◆ Written exercise
The answer is a single number: how many lines hold the string "dystansu".

◆ Data extracted from a collection
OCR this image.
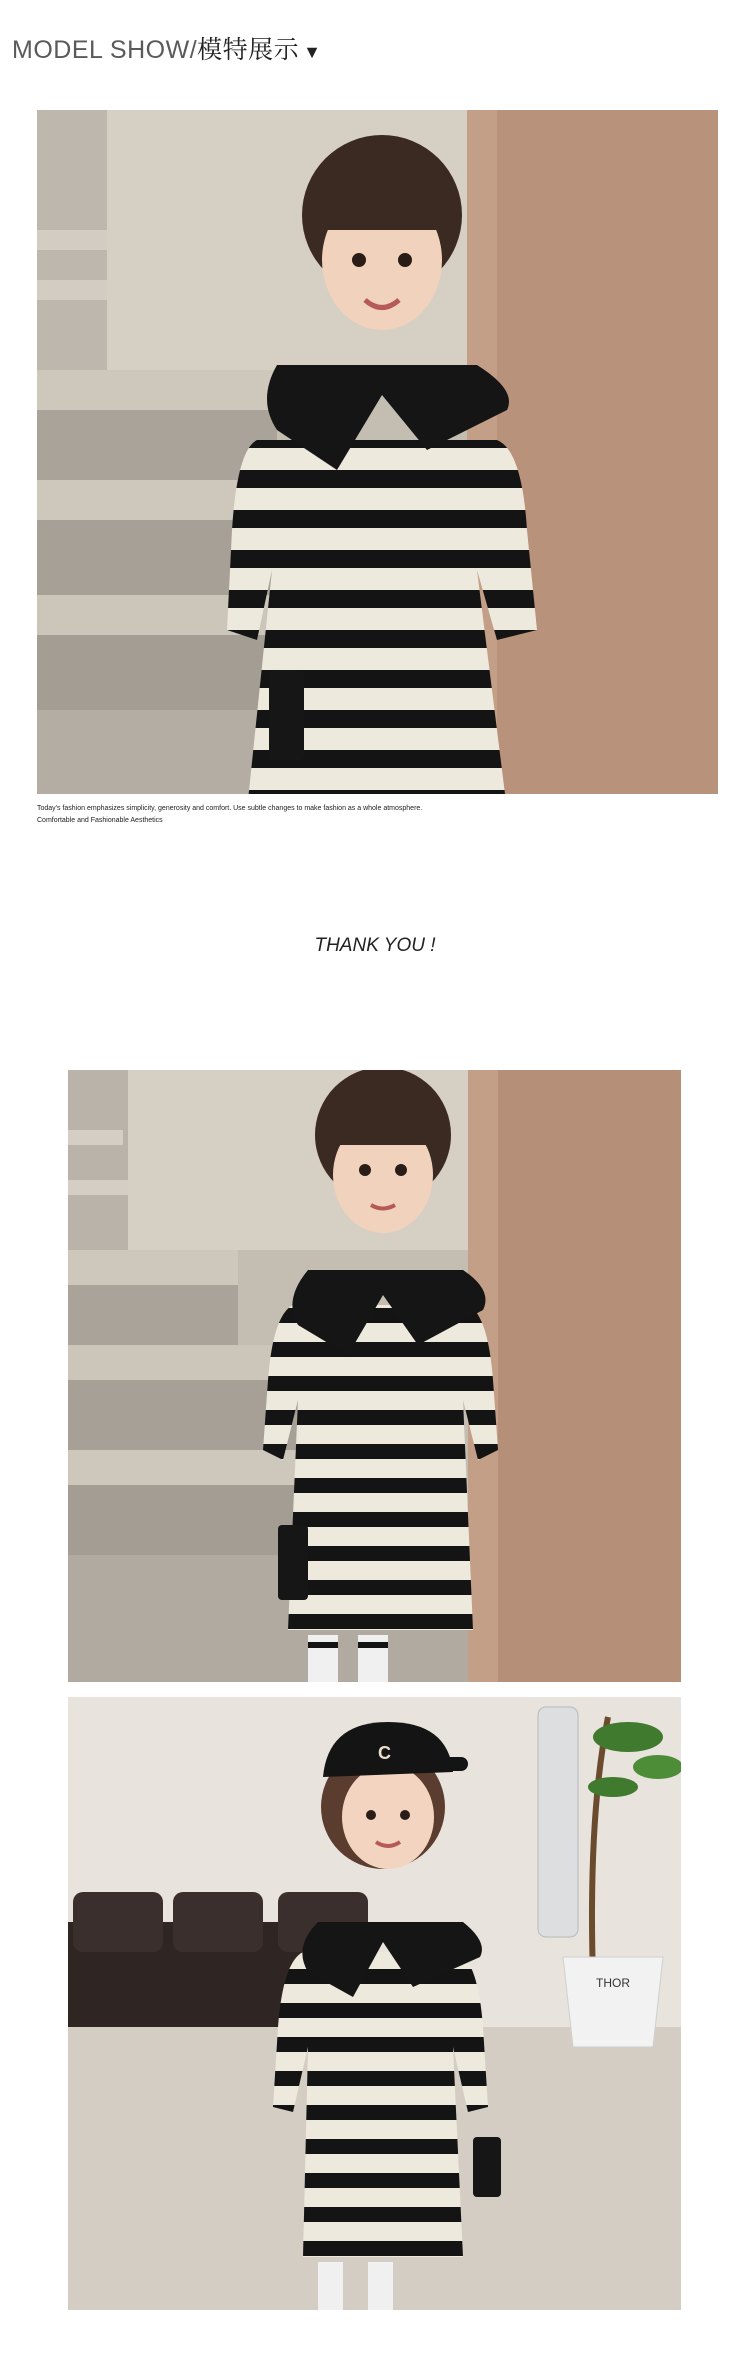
MODEL SHOW/模特展示 ▼
Today's fashion emphasizes simplicity, generosity and comfort. Use subtle changes to make fashion as a whole atmosphere.
Comfortable and Fashionable Aesthetics
THANK YOU !
THOR
C
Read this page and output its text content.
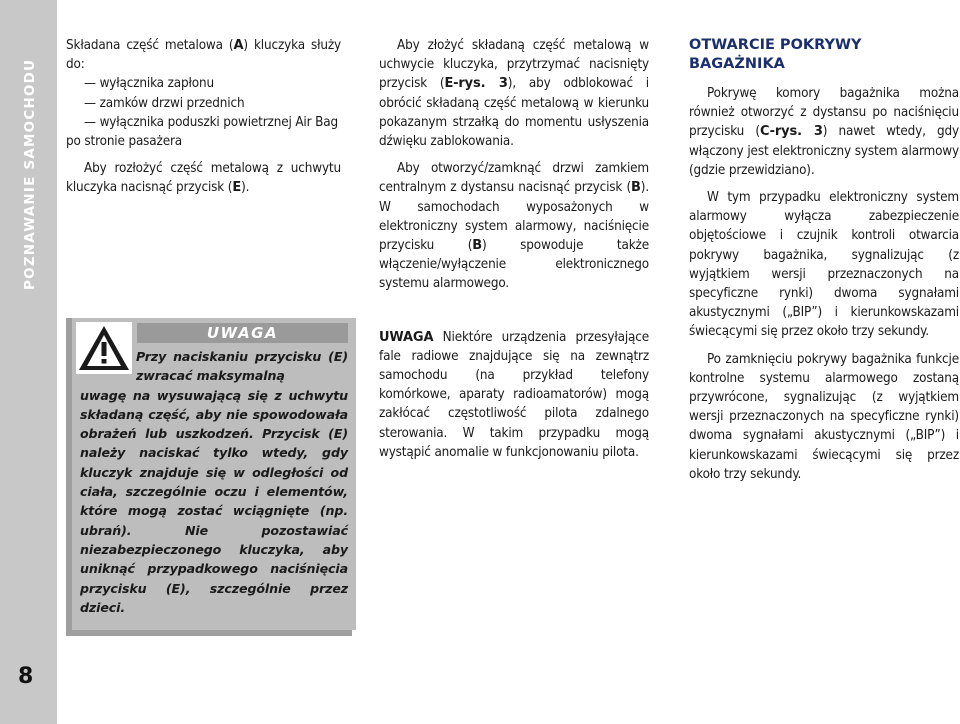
POZNAWANIE SAMOCHODU
8

Składana część metalowa (A) kluczyka służy do:

— wyłącznika zapłonu
— zamków drzwi przednich
— wyłącznika poduszki powietrznej Air Bag po stronie pasażera

Aby rozłożyć część metalową z uchwytu kluczyka nacisnąć przycisk (E).

UWAGA
Przy naciskaniu przycisku (E) zwracać maksymalną
uwagę na wysuwającą się z uchwytu składaną część, aby nie spowodowała obrażeń lub uszkodzeń. Przycisk (E) należy naciskać tylko wtedy, gdy kluczyk znajduje się w odległości od ciała, szczególnie oczu i elementów, które mogą zostać wciągnięte (np. ubrań). Nie pozostawiać niezabezpieczonego kluczyka, aby uniknąć przypadkowego naciśnięcia przycisku (E), szczególnie przez dzieci.

Aby złożyć składaną część metalową w uchwycie kluczyka, przytrzymać nacisnięty przycisk (E-rys. 3), aby odblokować i obrócić składaną część metalową w kierunku pokazanym strzałką do momentu usłyszenia dźwięku zablokowania.

Aby otworzyć/zamknąć drzwi zamkiem centralnym z dystansu nacisnąć przycisk (B). W samochodach wyposażonych w elektroniczny system alarmowy, naciśnięcie przycisku (B) spowoduje także włączenie/wyłączenie elektronicznego systemu alarmowego.

UWAGA Niektóre urządzenia przesyłające fale radiowe znajdujące się na zewnątrz samochodu (na przykład telefony komórkowe, aparaty radioamatorów) mogą zakłócać częstotliwość pilota zdalnego sterowania. W takim przypadku mogą wystąpić anomalie w funkcjonowaniu pilota.

OTWARCIE POKRYWY BAGAŻNIKA

Pokrywę komory bagażnika można również otworzyć z dystansu po naciśnięciu przycisku (C-rys. 3) nawet wtedy, gdy włączony jest elektroniczny system alarmowy (gdzie przewidziano).

W tym przypadku elektroniczny system alarmowy wyłącza zabezpieczenie objętościowe i czujnik kontroli otwarcia pokrywy bagażnika, sygnalizując (z wyjątkiem wersji przeznaczonych na specyficzne rynki) dwoma sygnałami akustycznymi („BIP”) i kierunkowskazami świecącymi się przez około trzy sekundy.

Po zamknięciu pokrywy bagażnika funkcje kontrolne systemu alarmowego zostaną przywrócone, sygnalizując (z wyjątkiem wersji przeznaczonych na specyficzne rynki) dwoma sygnałami akustycznymi („BIP”) i kierunkowskazami świecącymi się przez około trzy sekundy.
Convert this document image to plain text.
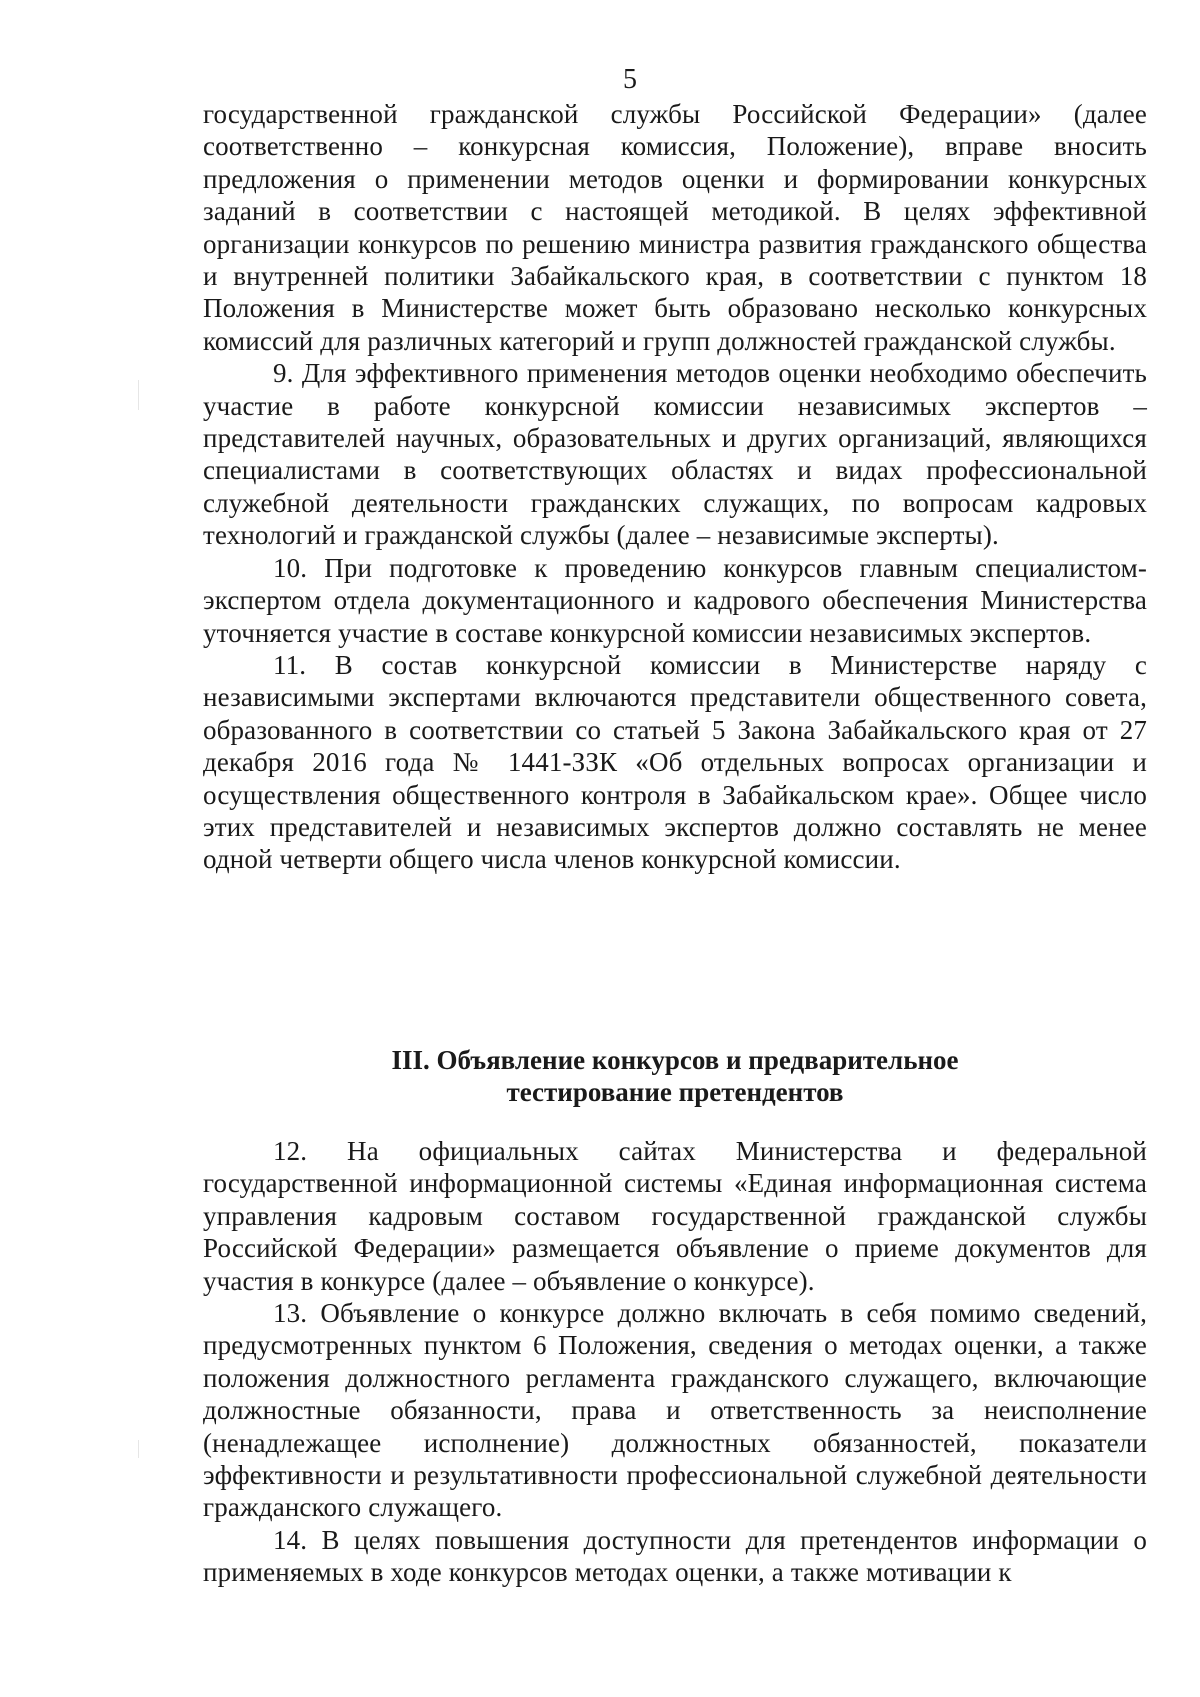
5

государственной гражданской службы Российской Федерации» (далее соответственно – конкурсная комиссия, Положение), вправе вносить предложения о применении методов оценки и формировании конкурсных заданий в соответствии с настоящей методикой. В целях эффективной организации конкурсов по решению министра развития гражданского общества и внутренней политики Забайкальского края, в соответствии с пунктом 18 Положения в Министерстве может быть образовано несколько конкурсных комиссий для различных категорий и групп должностей гражданской службы.

9. Для эффективного применения методов оценки необходимо обеспечить участие в работе конкурсной комиссии независимых экспертов – представителей научных, образовательных и других организаций, являющихся специалистами в соответствующих областях и видах профессиональной служебной деятельности гражданских служащих, по вопросам кадровых технологий и гражданской службы (далее – независимые эксперты).

10. При подготовке к проведению конкурсов главным специалистом-экспертом отдела документационного и кадрового обеспечения Министерства уточняется участие в составе конкурсной комиссии независимых экспертов.

11. В состав конкурсной комиссии в Министерстве наряду с независимыми экспертами включаются представители общественного совета, образованного в соответствии со статьей 5 Закона Забайкальского края от 27 декабря 2016 года № 1441-ЗЗК «Об отдельных вопросах организации и осуществления общественного контроля в Забайкальском крае». Общее число этих представителей и независимых экспертов должно составлять не менее одной четверти общего числа членов конкурсной комиссии.

III. Объявление конкурсов и предварительное
тестирование претендентов

12. На официальных сайтах Министерства и федеральной государственной информационной системы «Единая информационная система управления кадровым составом государственной гражданской службы Российской Федерации» размещается объявление о приеме документов для участия в конкурсе (далее – объявление о конкурсе).

13. Объявление о конкурсе должно включать в себя помимо сведений, предусмотренных пунктом 6 Положения, сведения о методах оценки, а также положения должностного регламента гражданского служащего, включающие должностные обязанности, права и ответственность за неисполнение (ненадлежащее исполнение) должностных обязанностей, показатели эффективности и результативности профессиональной служебной деятельности гражданского служащего.

14. В целях повышения доступности для претендентов информации о применяемых в ходе конкурсов методах оценки, а также мотивации к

◆ In response
2